■ MATERIAL PROVIDED
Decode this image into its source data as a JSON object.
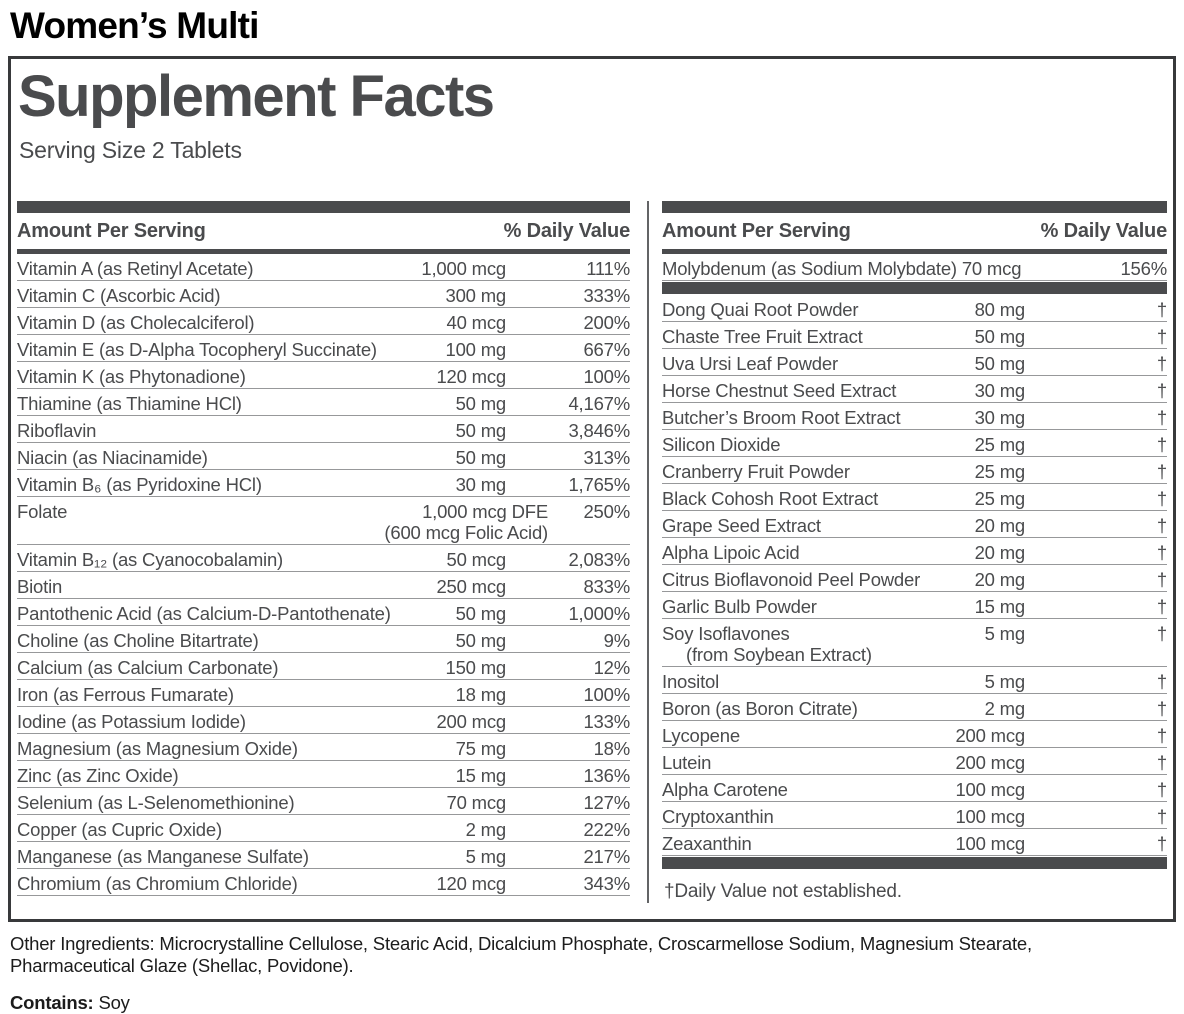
{
  "title": "Women’s Multi",
  "panel": {
    "heading": "Supplement Facts",
    "serving_size": "Serving Size 2 Tablets",
    "column_headers": {
      "amount": "Amount Per Serving",
      "daily_value": "% Daily Value"
    },
    "left_rows": [
      {
        "name": "Vitamin A (as Retinyl Acetate)",
        "amount": "1,000 mcg",
        "dv": "111%"
      },
      {
        "name": "Vitamin C (Ascorbic Acid)",
        "amount": "300 mg",
        "dv": "333%"
      },
      {
        "name": "Vitamin D (as Cholecalciferol)",
        "amount": "40 mcg",
        "dv": "200%"
      },
      {
        "name": "Vitamin E (as D-Alpha Tocopheryl Succinate)",
        "amount": "100 mg",
        "dv": "667%"
      },
      {
        "name": "Vitamin K (as Phytonadione)",
        "amount": "120 mcg",
        "dv": "100%"
      },
      {
        "name": "Thiamine (as Thiamine HCl)",
        "amount": "50 mg",
        "dv": "4,167%"
      },
      {
        "name": "Riboflavin",
        "amount": "50 mg",
        "dv": "3,846%"
      },
      {
        "name": "Niacin (as Niacinamide)",
        "amount": "50 mg",
        "dv": "313%"
      },
      {
        "name": "Vitamin B₆ (as Pyridoxine HCl)",
        "amount": "30 mg",
        "dv": "1,765%"
      },
      {
        "name": "Folate",
        "amount": "1,000 mcg DFE",
        "amount2": "(600 mcg Folic Acid)",
        "dv": "250%"
      },
      {
        "name": "Vitamin B₁₂ (as Cyanocobalamin)",
        "amount": "50 mcg",
        "dv": "2,083%"
      },
      {
        "name": "Biotin",
        "amount": "250 mcg",
        "dv": "833%"
      },
      {
        "name": "Pantothenic Acid (as Calcium-D-Pantothenate)",
        "amount": "50 mg",
        "dv": "1,000%"
      },
      {
        "name": "Choline (as Choline Bitartrate)",
        "amount": "50 mg",
        "dv": "9%"
      },
      {
        "name": "Calcium (as Calcium Carbonate)",
        "amount": "150 mg",
        "dv": "12%"
      },
      {
        "name": "Iron (as Ferrous Fumarate)",
        "amount": "18 mg",
        "dv": "100%"
      },
      {
        "name": "Iodine (as Potassium Iodide)",
        "amount": "200 mcg",
        "dv": "133%"
      },
      {
        "name": "Magnesium (as Magnesium Oxide)",
        "amount": "75 mg",
        "dv": "18%"
      },
      {
        "name": "Zinc (as Zinc Oxide)",
        "amount": "15 mg",
        "dv": "136%"
      },
      {
        "name": "Selenium (as L-Selenomethionine)",
        "amount": "70 mcg",
        "dv": "127%"
      },
      {
        "name": "Copper (as Cupric Oxide)",
        "amount": "2 mg",
        "dv": "222%"
      },
      {
        "name": "Manganese (as Manganese Sulfate)",
        "amount": "5 mg",
        "dv": "217%"
      },
      {
        "name": "Chromium (as Chromium Chloride)",
        "amount": "120 mcg",
        "dv": "343%"
      }
    ],
    "right_top_rows": [
      {
        "name": "Molybdenum (as Sodium Molybdate) 70 mcg",
        "dv": "156%"
      }
    ],
    "right_rows": [
      {
        "name": "Dong Quai Root Powder",
        "amount": "80 mg",
        "dv": "†"
      },
      {
        "name": "Chaste Tree Fruit Extract",
        "amount": "50 mg",
        "dv": "†"
      },
      {
        "name": "Uva Ursi Leaf Powder",
        "amount": "50 mg",
        "dv": "†"
      },
      {
        "name": "Horse Chestnut Seed Extract",
        "amount": "30 mg",
        "dv": "†"
      },
      {
        "name": "Butcher’s Broom Root Extract",
        "amount": "30 mg",
        "dv": "†"
      },
      {
        "name": "Silicon Dioxide",
        "amount": "25 mg",
        "dv": "†"
      },
      {
        "name": "Cranberry Fruit Powder",
        "amount": "25 mg",
        "dv": "†"
      },
      {
        "name": "Black Cohosh Root Extract",
        "amount": "25 mg",
        "dv": "†"
      },
      {
        "name": "Grape Seed Extract",
        "amount": "20 mg",
        "dv": "†"
      },
      {
        "name": "Alpha Lipoic Acid",
        "amount": "20 mg",
        "dv": "†"
      },
      {
        "name": "Citrus Bioflavonoid Peel Powder",
        "amount": "20 mg",
        "dv": "†"
      },
      {
        "name": "Garlic Bulb Powder",
        "amount": "15 mg",
        "dv": "†"
      },
      {
        "name": "Soy Isoflavones",
        "name2": "(from Soybean Extract)",
        "amount": "5 mg",
        "dv": "†"
      },
      {
        "name": "Inositol",
        "amount": "5 mg",
        "dv": "†"
      },
      {
        "name": "Boron (as Boron Citrate)",
        "amount": "2 mg",
        "dv": "†"
      },
      {
        "name": "Lycopene",
        "amount": "200 mcg",
        "dv": "†"
      },
      {
        "name": "Lutein",
        "amount": "200 mcg",
        "dv": "†"
      },
      {
        "name": "Alpha Carotene",
        "amount": "100 mcg",
        "dv": "†"
      },
      {
        "name": "Cryptoxanthin",
        "amount": "100 mcg",
        "dv": "†"
      },
      {
        "name": "Zeaxanthin",
        "amount": "100 mcg",
        "dv": "†"
      }
    ],
    "footnote": "†Daily Value not established."
  },
  "footer": {
    "other_ingredients_label": "Other Ingredients:",
    "other_ingredients_text": " Microcrystalline Cellulose, Stearic Acid, Dicalcium Phosphate, Croscarmellose Sodium, Magnesium Stearate, Pharmaceutical Glaze (Shellac, Povidone).",
    "contains_label": "Contains:",
    "contains_text": " Soy"
  },
  "colors": {
    "ink_gray": "#4a4b4d",
    "bar_gray": "#4a4b4d",
    "rule_gray": "#97989a",
    "divider_gray": "#636466",
    "text_black": "#000000",
    "background": "#ffffff"
  }
}
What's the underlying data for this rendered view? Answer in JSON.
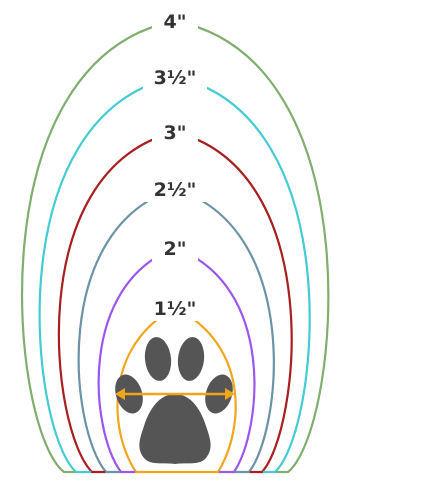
{
  "diagram": {
    "arches": [
      {
        "label": "4\"",
        "color": "#7fae6e"
      },
      {
        "label": "3½\"",
        "color": "#44cbd3"
      },
      {
        "label": "3\"",
        "color": "#a91e1e"
      },
      {
        "label": "2½\"",
        "color": "#6b93a3"
      },
      {
        "label": "2\"",
        "color": "#9a56ee"
      },
      {
        "label": "1½\"",
        "color": "#f0a61a"
      }
    ],
    "paw": {
      "icon": "paw-print-icon",
      "color": "#555555"
    },
    "measure_arrow": {
      "icon": "double-arrow-icon",
      "color": "#f0a61a"
    }
  }
}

■ THE PROBLEM
Retype the data above exactly; pictures are not part of the copy.

■ REPLY
Decode this image into its source data as a JSON object.
{
  "title": "Women’s Multi",
  "panel": {
    "heading": "Supplement Facts",
    "serving_size": "Serving Size 2 Tablets",
    "column_headers": {
      "amount": "Amount Per Serving",
      "daily_value": "% Daily Value"
    },
    "left_rows": [
      {
        "name": "Vitamin A (as Retinyl Acetate)",
        "amount": "1,000 mcg",
        "dv": "111%"
      },
      {
        "name": "Vitamin C (Ascorbic Acid)",
        "amount": "300 mg",
        "dv": "333%"
      },
      {
        "name": "Vitamin D (as Cholecalciferol)",
        "amount": "40 mcg",
        "dv": "200%"
      },
      {
        "name": "Vitamin E (as D-Alpha Tocopheryl Succinate)",
        "amount": "100 mg",
        "dv": "667%"
      },
      {
        "name": "Vitamin K (as Phytonadione)",
        "amount": "120 mcg",
        "dv": "100%"
      },
      {
        "name": "Thiamine (as Thiamine HCl)",
        "amount": "50 mg",
        "dv": "4,167%"
      },
      {
        "name": "Riboflavin",
        "amount": "50 mg",
        "dv": "3,846%"
      },
      {
        "name": "Niacin (as Niacinamide)",
        "amount": "50 mg",
        "dv": "313%"
      },
      {
        "name": "Vitamin B₆ (as Pyridoxine HCl)",
        "amount": "30 mg",
        "dv": "1,765%"
      },
      {
        "name": "Folate",
        "amount": "1,000 mcg DFE",
        "amount2": "(600 mcg Folic Acid)",
        "dv": "250%"
      },
      {
        "name": "Vitamin B₁₂ (as Cyanocobalamin)",
        "amount": "50 mcg",
        "dv": "2,083%"
      },
      {
        "name": "Biotin",
        "amount": "250 mcg",
        "dv": "833%"
      },
      {
        "name": "Pantothenic Acid (as Calcium-D-Pantothenate)",
        "amount": "50 mg",
        "dv": "1,000%"
      },
      {
        "name": "Choline (as Choline Bitartrate)",
        "amount": "50 mg",
        "dv": "9%"
      },
      {
        "name": "Calcium (as Calcium Carbonate)",
        "amount": "150 mg",
        "dv": "12%"
      },
      {
        "name": "Iron (as Ferrous Fumarate)",
        "amount": "18 mg",
        "dv": "100%"
      },
      {
        "name": "Iodine (as Potassium Iodide)",
        "amount": "200 mcg",
        "dv": "133%"
      },
      {
        "name": "Magnesium (as Magnesium Oxide)",
        "amount": "75 mg",
        "dv": "18%"
      },
      {
        "name": "Zinc (as Zinc Oxide)",
        "amount": "15 mg",
        "dv": "136%"
      },
      {
        "name": "Selenium (as L-Selenomethionine)",
        "amount": "70 mcg",
        "dv": "127%"
      },
      {
        "name": "Copper (as Cupric Oxide)",
        "amount": "2 mg",
        "dv": "222%"
      },
      {
        "name": "Manganese (as Manganese Sulfate)",
        "amount": "5 mg",
        "dv": "217%"
      },
      {
        "name": "Chromium (as Chromium Chloride)",
        "amount": "120 mcg",
        "dv": "343%"
      }
    ],
    "right_top_rows": [
      {
        "name": "Molybdenum (as Sodium Molybdate) 70 mcg",
        "dv": "156%"
      }
    ],
    "right_rows": [
      {
        "name": "Dong Quai Root Powder",
        "amount": "80 mg",
        "dv": "†"
      },
      {
        "name": "Chaste Tree Fruit Extract",
        "amount": "50 mg",
        "dv": "†"
      },
      {
        "name": "Uva Ursi Leaf Powder",
        "amount": "50 mg",
        "dv": "†"
      },
      {
        "name": "Horse Chestnut Seed Extract",
        "amount": "30 mg",
        "dv": "†"
      },
      {
        "name": "Butcher’s Broom Root Extract",
        "amount": "30 mg",
        "dv": "†"
      },
      {
        "name": "Silicon Dioxide",
        "amount": "25 mg",
        "dv": "†"
      },
      {
        "name": "Cranberry Fruit Powder",
        "amount": "25 mg",
        "dv": "†"
      },
      {
        "name": "Black Cohosh Root Extract",
        "amount": "25 mg",
        "dv": "†"
      },
      {
        "name": "Grape Seed Extract",
        "amount": "20 mg",
        "dv": "†"
      },
      {
        "name": "Alpha Lipoic Acid",
        "amount": "20 mg",
        "dv": "†"
      },
      {
        "name": "Citrus Bioflavonoid Peel Powder",
        "amount": "20 mg",
        "dv": "†"
      },
      {
        "name": "Garlic Bulb Powder",
        "amount": "15 mg",
        "dv": "†"
      },
      {
        "name": "Soy Isoflavones",
        "name2": "(from Soybean Extract)",
        "amount": "5 mg",
        "dv": "†"
      },
      {
        "name": "Inositol",
        "amount": "5 mg",
        "dv": "†"
      },
      {
        "name": "Boron (as Boron Citrate)",
        "amount": "2 mg",
        "dv": "†"
      },
      {
        "name": "Lycopene",
        "amount": "200 mcg",
        "dv": "†"
      },
      {
        "name": "Lutein",
        "amount": "200 mcg",
        "dv": "†"
      },
      {
        "name": "Alpha Carotene",
        "amount": "100 mcg",
        "dv": "†"
      },
      {
        "name": "Cryptoxanthin",
        "amount": "100 mcg",
        "dv": "†"
      },
      {
        "name": "Zeaxanthin",
        "amount": "100 mcg",
        "dv": "†"
      }
    ],
    "footnote": "†Daily Value not established."
  },
  "footer": {
    "other_ingredients_label": "Other Ingredients:",
    "other_ingredients_text": " Microcrystalline Cellulose, Stearic Acid, Dicalcium Phosphate, Croscarmellose Sodium, Magnesium Stearate, Pharmaceutical Glaze (Shellac, Povidone).",
    "contains_label": "Contains:",
    "contains_text": " Soy"
  },
  "colors": {
    "ink_gray": "#4a4b4d",
    "bar_gray": "#4a4b4d",
    "rule_gray": "#97989a",
    "divider_gray": "#636466",
    "text_black": "#000000",
    "background": "#ffffff"
  }
}
What's the underlying data for this rendered view? Answer in JSON.
{
  "diagram": {
    "arches": [
      {
        "label": "4\"",
        "color": "#7fae6e"
      },
      {
        "label": "3½\"",
        "color": "#44cbd3"
      },
      {
        "label": "3\"",
        "color": "#a91e1e"
      },
      {
        "label": "2½\"",
        "color": "#6b93a3"
      },
      {
        "label": "2\"",
        "color": "#9a56ee"
      },
      {
        "label": "1½\"",
        "color": "#f0a61a"
      }
    ],
    "paw": {
      "icon": "paw-print-icon",
      "color": "#555555"
    },
    "measure_arrow": {
      "icon": "double-arrow-icon",
      "color": "#f0a61a"
    }
  }
}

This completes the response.